--- THE REQUEST ---
Count every line in the entries that contains "zveřejněním". Report that count alone.

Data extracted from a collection
·····

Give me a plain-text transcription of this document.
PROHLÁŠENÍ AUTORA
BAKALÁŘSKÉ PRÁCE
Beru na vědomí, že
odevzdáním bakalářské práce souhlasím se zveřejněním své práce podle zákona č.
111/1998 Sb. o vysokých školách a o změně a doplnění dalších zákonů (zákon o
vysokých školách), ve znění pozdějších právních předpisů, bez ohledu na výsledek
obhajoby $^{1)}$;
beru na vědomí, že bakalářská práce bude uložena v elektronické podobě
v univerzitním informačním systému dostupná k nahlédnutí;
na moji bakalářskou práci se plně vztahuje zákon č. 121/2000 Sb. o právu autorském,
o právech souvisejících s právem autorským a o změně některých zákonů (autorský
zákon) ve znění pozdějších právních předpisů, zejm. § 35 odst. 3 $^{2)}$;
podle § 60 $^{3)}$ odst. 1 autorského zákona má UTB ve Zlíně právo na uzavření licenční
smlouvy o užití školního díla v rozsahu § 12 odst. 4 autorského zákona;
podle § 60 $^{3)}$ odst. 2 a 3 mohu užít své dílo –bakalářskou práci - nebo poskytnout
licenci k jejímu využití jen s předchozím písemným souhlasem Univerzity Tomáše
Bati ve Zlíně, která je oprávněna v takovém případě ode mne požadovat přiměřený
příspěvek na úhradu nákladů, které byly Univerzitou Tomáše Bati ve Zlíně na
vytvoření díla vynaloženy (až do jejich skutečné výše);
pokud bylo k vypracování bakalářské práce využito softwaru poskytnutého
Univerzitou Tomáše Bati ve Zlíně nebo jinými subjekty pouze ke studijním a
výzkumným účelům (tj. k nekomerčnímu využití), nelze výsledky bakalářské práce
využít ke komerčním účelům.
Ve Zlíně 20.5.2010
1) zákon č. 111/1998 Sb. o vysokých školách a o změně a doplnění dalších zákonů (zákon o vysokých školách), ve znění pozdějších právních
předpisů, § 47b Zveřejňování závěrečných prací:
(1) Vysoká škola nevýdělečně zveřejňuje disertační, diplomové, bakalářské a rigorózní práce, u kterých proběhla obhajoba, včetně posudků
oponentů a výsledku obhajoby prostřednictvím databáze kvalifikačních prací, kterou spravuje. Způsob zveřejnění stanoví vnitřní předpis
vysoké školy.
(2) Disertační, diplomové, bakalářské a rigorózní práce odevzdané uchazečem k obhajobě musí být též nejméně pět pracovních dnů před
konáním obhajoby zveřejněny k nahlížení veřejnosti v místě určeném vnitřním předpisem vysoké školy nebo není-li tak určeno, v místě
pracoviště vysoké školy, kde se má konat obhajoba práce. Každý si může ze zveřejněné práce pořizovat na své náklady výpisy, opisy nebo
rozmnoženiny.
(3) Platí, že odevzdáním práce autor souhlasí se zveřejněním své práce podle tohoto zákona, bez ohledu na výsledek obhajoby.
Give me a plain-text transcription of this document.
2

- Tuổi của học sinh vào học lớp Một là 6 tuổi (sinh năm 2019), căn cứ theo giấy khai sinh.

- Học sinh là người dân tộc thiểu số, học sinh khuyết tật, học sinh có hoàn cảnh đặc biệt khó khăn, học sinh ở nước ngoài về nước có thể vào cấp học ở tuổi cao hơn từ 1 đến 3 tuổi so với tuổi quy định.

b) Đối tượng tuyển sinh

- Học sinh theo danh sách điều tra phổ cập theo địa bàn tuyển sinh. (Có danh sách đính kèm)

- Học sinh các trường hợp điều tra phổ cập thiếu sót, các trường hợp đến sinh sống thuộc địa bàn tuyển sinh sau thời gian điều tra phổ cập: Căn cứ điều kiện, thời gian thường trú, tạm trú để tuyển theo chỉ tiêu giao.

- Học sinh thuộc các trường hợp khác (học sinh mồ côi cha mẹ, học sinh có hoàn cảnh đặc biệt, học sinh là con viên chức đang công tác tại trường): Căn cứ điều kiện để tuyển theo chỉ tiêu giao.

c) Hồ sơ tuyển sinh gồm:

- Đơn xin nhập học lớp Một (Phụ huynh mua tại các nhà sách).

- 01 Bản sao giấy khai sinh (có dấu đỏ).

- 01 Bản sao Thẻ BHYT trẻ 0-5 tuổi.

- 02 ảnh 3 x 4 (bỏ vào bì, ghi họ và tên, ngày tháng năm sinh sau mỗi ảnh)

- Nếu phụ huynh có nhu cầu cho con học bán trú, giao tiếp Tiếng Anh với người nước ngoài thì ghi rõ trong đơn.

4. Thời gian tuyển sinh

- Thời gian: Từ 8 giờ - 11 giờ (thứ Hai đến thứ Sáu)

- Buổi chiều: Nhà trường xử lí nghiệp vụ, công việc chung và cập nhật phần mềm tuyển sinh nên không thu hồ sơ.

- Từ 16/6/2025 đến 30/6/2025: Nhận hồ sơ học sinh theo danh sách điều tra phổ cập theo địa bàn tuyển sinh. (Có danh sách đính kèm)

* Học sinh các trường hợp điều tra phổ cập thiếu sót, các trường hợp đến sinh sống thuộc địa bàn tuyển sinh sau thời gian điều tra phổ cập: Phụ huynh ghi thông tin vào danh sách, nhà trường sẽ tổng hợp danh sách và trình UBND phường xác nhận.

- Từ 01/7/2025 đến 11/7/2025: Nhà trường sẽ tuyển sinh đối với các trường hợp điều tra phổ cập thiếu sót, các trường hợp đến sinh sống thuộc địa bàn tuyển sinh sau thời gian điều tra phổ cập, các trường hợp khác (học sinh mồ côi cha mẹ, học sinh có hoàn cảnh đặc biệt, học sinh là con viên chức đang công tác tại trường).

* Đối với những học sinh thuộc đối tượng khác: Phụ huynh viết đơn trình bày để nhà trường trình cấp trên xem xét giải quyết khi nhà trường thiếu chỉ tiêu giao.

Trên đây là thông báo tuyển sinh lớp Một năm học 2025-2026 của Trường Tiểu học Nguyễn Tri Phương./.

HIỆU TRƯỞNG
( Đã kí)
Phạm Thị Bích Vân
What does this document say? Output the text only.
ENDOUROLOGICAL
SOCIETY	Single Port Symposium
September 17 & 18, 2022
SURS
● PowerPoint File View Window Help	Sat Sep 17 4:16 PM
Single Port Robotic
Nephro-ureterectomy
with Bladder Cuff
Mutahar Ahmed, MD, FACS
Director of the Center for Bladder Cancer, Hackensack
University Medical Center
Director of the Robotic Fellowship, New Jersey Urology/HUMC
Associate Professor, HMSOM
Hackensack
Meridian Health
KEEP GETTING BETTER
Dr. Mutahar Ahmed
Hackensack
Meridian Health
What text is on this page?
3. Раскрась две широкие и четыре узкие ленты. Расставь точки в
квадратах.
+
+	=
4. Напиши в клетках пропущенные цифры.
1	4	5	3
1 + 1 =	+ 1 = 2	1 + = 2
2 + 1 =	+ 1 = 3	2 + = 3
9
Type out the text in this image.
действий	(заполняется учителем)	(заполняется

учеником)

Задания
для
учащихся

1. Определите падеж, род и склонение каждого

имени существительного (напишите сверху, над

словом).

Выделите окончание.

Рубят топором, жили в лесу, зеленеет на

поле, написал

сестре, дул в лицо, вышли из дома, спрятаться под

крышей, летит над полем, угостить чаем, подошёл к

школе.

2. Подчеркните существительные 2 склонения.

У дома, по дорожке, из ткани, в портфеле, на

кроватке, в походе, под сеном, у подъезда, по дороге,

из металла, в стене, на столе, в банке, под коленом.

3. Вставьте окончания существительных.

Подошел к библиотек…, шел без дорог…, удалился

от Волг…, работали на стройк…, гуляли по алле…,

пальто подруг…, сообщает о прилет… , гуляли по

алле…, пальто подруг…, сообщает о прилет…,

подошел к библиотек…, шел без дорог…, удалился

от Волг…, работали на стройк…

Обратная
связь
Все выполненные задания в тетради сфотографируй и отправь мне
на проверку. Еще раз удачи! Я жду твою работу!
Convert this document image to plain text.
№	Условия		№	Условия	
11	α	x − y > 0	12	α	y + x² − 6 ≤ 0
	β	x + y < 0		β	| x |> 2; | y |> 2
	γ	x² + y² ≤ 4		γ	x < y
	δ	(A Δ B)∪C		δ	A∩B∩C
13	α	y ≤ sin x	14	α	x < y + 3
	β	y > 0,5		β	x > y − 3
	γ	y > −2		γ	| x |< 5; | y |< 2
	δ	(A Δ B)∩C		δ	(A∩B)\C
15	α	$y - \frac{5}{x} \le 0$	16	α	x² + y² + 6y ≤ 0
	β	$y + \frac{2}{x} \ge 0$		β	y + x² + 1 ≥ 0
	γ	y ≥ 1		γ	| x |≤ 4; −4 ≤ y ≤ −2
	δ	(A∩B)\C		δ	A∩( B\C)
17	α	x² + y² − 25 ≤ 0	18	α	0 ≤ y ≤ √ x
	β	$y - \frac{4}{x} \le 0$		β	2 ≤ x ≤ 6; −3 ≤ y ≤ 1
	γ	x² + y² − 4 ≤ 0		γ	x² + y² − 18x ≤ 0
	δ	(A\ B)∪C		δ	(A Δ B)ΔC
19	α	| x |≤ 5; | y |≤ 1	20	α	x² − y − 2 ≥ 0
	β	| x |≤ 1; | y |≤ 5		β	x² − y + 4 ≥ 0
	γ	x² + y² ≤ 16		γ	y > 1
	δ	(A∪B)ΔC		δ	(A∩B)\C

·····

--- SOLUTION TO THIS TASK ---
2